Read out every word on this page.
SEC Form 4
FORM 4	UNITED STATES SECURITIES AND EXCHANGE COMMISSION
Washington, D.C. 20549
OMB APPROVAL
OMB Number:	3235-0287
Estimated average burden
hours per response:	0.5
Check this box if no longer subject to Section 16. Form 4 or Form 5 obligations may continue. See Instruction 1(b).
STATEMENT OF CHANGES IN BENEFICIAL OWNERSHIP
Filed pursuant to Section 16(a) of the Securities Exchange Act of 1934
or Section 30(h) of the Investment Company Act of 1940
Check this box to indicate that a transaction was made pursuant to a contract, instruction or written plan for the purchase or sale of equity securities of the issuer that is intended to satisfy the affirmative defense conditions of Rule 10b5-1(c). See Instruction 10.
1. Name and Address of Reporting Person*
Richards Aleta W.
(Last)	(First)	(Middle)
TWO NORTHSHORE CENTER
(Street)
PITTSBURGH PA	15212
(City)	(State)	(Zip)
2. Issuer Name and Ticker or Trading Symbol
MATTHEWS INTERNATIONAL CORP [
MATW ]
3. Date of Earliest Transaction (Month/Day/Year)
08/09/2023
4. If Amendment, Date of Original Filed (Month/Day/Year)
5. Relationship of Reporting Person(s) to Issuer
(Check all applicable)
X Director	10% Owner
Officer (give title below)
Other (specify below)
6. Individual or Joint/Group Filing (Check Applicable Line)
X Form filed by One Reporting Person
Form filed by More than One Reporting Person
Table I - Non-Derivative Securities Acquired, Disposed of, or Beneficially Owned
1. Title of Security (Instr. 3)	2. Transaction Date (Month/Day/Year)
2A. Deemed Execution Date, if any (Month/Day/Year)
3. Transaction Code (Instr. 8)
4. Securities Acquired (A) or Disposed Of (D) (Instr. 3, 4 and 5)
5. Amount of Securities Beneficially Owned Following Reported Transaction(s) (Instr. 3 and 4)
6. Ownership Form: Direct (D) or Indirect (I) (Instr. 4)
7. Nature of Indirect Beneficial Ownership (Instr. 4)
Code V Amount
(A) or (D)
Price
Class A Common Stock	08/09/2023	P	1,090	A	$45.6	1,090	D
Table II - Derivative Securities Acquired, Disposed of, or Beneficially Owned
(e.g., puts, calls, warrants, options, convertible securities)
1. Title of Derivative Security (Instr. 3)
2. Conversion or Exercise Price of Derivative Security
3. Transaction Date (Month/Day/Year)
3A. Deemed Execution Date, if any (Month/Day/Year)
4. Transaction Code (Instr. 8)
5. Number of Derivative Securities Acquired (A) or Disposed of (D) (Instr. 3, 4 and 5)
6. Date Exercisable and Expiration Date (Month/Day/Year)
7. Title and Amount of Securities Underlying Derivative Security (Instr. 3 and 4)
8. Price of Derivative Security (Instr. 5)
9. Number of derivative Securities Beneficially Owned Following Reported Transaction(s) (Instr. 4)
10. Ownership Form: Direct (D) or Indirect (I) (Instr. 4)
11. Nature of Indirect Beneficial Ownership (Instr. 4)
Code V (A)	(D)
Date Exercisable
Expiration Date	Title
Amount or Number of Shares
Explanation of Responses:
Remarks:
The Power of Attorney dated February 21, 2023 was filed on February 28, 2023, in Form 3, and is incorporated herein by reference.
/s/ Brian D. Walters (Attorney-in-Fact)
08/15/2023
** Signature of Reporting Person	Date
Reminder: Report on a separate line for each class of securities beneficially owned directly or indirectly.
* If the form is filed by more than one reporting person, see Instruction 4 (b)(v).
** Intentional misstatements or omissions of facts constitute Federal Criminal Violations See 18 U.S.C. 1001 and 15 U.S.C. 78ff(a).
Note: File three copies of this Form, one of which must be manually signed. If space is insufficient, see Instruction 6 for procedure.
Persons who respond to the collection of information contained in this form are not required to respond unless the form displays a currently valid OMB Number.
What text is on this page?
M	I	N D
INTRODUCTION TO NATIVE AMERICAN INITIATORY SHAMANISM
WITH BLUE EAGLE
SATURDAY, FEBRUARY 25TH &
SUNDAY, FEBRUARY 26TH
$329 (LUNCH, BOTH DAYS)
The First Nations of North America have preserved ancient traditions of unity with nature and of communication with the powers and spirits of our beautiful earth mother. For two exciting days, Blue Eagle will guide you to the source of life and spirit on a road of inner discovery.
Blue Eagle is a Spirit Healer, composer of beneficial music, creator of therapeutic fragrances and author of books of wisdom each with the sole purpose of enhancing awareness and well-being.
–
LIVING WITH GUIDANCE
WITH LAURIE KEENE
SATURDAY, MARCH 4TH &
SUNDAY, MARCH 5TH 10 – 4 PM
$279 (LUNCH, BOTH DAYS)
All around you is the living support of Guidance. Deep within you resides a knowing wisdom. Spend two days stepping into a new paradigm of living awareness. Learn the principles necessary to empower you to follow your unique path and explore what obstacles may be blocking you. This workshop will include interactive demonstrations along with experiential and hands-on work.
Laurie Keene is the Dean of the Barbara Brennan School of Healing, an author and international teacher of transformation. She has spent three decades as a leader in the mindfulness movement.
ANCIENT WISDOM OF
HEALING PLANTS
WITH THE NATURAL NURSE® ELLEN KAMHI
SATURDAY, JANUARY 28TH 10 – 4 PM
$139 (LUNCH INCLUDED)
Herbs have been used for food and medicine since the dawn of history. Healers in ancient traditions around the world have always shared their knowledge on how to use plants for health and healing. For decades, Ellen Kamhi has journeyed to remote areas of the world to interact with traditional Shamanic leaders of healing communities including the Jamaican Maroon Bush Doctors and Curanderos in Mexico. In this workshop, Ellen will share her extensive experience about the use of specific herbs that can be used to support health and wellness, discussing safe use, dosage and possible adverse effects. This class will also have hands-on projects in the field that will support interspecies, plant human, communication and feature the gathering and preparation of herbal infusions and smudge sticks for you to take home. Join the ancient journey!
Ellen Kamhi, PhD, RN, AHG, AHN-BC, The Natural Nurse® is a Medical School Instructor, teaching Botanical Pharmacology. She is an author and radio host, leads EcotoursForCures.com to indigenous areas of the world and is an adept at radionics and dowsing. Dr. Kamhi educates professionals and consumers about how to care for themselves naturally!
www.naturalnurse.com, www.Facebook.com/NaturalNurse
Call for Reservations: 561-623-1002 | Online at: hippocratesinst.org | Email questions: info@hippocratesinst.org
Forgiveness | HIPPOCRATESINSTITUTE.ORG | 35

************

→ **Work required**
Send back every record, precisely as written.

→ **Full solution**
Read out every word on this page.
SEC Form 4
FORM 4	UNITED STATES SECURITIES AND EXCHANGE COMMISSION
Washington, D.C. 20549
OMB APPROVAL
OMB Number:	3235-0287
Estimated average burden
hours per response:	0.5
Check this box if no longer subject to Section 16. Form 4 or Form 5 obligations may continue. See Instruction 1(b).
STATEMENT OF CHANGES IN BENEFICIAL OWNERSHIP
Filed pursuant to Section 16(a) of the Securities Exchange Act of 1934
or Section 30(h) of the Investment Company Act of 1940
Check this box to indicate that a transaction was made pursuant to a contract, instruction or written plan for the purchase or sale of equity securities of the issuer that is intended to satisfy the affirmative defense conditions of Rule 10b5-1(c). See Instruction 10.
1. Name and Address of Reporting Person*
Richards Aleta W.
(Last)	(First)	(Middle)
TWO NORTHSHORE CENTER
(Street)
PITTSBURGH PA	15212
(City)	(State)	(Zip)
2. Issuer Name and Ticker or Trading Symbol
MATTHEWS INTERNATIONAL CORP [
MATW ]
3. Date of Earliest Transaction (Month/Day/Year)
08/09/2023
4. If Amendment, Date of Original Filed (Month/Day/Year)
5. Relationship of Reporting Person(s) to Issuer
(Check all applicable)
X Director	10% Owner
Officer (give title below)
Other (specify below)
6. Individual or Joint/Group Filing (Check Applicable Line)
X Form filed by One Reporting Person
Form filed by More than One Reporting Person
Table I - Non-Derivative Securities Acquired, Disposed of, or Beneficially Owned
1. Title of Security (Instr. 3)	2. Transaction Date (Month/Day/Year)
2A. Deemed Execution Date, if any (Month/Day/Year)
3. Transaction Code (Instr. 8)
4. Securities Acquired (A) or Disposed Of (D) (Instr. 3, 4 and 5)
5. Amount of Securities Beneficially Owned Following Reported Transaction(s) (Instr. 3 and 4)
6. Ownership Form: Direct (D) or Indirect (I) (Instr. 4)
7. Nature of Indirect Beneficial Ownership (Instr. 4)
Code V Amount
(A) or (D)
Price
Class A Common Stock	08/09/2023	P	1,090	A	$45.6	1,090	D
Table II - Derivative Securities Acquired, Disposed of, or Beneficially Owned
(e.g., puts, calls, warrants, options, convertible securities)
1. Title of Derivative Security (Instr. 3)
2. Conversion or Exercise Price of Derivative Security
3. Transaction Date (Month/Day/Year)
3A. Deemed Execution Date, if any (Month/Day/Year)
4. Transaction Code (Instr. 8)
5. Number of Derivative Securities Acquired (A) or Disposed of (D) (Instr. 3, 4 and 5)
6. Date Exercisable and Expiration Date (Month/Day/Year)
7. Title and Amount of Securities Underlying Derivative Security (Instr. 3 and 4)
8. Price of Derivative Security (Instr. 5)
9. Number of derivative Securities Beneficially Owned Following Reported Transaction(s) (Instr. 4)
10. Ownership Form: Direct (D) or Indirect (I) (Instr. 4)
11. Nature of Indirect Beneficial Ownership (Instr. 4)
Code V (A)	(D)
Date Exercisable
Expiration Date	Title
Amount or Number of Shares
Explanation of Responses:
Remarks:
The Power of Attorney dated February 21, 2023 was filed on February 28, 2023, in Form 3, and is incorporated herein by reference.
/s/ Brian D. Walters (Attorney-in-Fact)
08/15/2023
** Signature of Reporting Person	Date
Reminder: Report on a separate line for each class of securities beneficially owned directly or indirectly.
* If the form is filed by more than one reporting person, see Instruction 4 (b)(v).
** Intentional misstatements or omissions of facts constitute Federal Criminal Violations See 18 U.S.C. 1001 and 15 U.S.C. 78ff(a).
Note: File three copies of this Form, one of which must be manually signed. If space is insufficient, see Instruction 6 for procedure.
Persons who respond to the collection of information contained in this form are not required to respond unless the form displays a currently valid OMB Number.
What text is on this page?
M	I	N D
INTRODUCTION TO NATIVE AMERICAN INITIATORY SHAMANISM
WITH BLUE EAGLE
SATURDAY, FEBRUARY 25TH &
SUNDAY, FEBRUARY 26TH
$329 (LUNCH, BOTH DAYS)
The First Nations of North America have preserved ancient traditions of unity with nature and of communication with the powers and spirits of our beautiful earth mother. For two exciting days, Blue Eagle will guide you to the source of life and spirit on a road of inner discovery.
Blue Eagle is a Spirit Healer, composer of beneficial music, creator of therapeutic fragrances and author of books of wisdom each with the sole purpose of enhancing awareness and well-being.
–
LIVING WITH GUIDANCE
WITH LAURIE KEENE
SATURDAY, MARCH 4TH &
SUNDAY, MARCH 5TH 10 – 4 PM
$279 (LUNCH, BOTH DAYS)
All around you is the living support of Guidance. Deep within you resides a knowing wisdom. Spend two days stepping into a new paradigm of living awareness. Learn the principles necessary to empower you to follow your unique path and explore what obstacles may be blocking you. This workshop will include interactive demonstrations along with experiential and hands-on work.
Laurie Keene is the Dean of the Barbara Brennan School of Healing, an author and international teacher of transformation. She has spent three decades as a leader in the mindfulness movement.
ANCIENT WISDOM OF
HEALING PLANTS
WITH THE NATURAL NURSE® ELLEN KAMHI
SATURDAY, JANUARY 28TH 10 – 4 PM
$139 (LUNCH INCLUDED)
Herbs have been used for food and medicine since the dawn of history. Healers in ancient traditions around the world have always shared their knowledge on how to use plants for health and healing. For decades, Ellen Kamhi has journeyed to remote areas of the world to interact with traditional Shamanic leaders of healing communities including the Jamaican Maroon Bush Doctors and Curanderos in Mexico. In this workshop, Ellen will share her extensive experience about the use of specific herbs that can be used to support health and wellness, discussing safe use, dosage and possible adverse effects. This class will also have hands-on projects in the field that will support interspecies, plant human, communication and feature the gathering and preparation of herbal infusions and smudge sticks for you to take home. Join the ancient journey!
Ellen Kamhi, PhD, RN, AHG, AHN-BC, The Natural Nurse® is a Medical School Instructor, teaching Botanical Pharmacology. She is an author and radio host, leads EcotoursForCures.com to indigenous areas of the world and is an adept at radionics and dowsing. Dr. Kamhi educates professionals and consumers about how to care for themselves naturally!
www.naturalnurse.com, www.Facebook.com/NaturalNurse
Call for Reservations: 561-623-1002 | Online at: hippocratesinst.org | Email questions: info@hippocratesinst.org
Forgiveness | HIPPOCRATESINSTITUTE.ORG | 35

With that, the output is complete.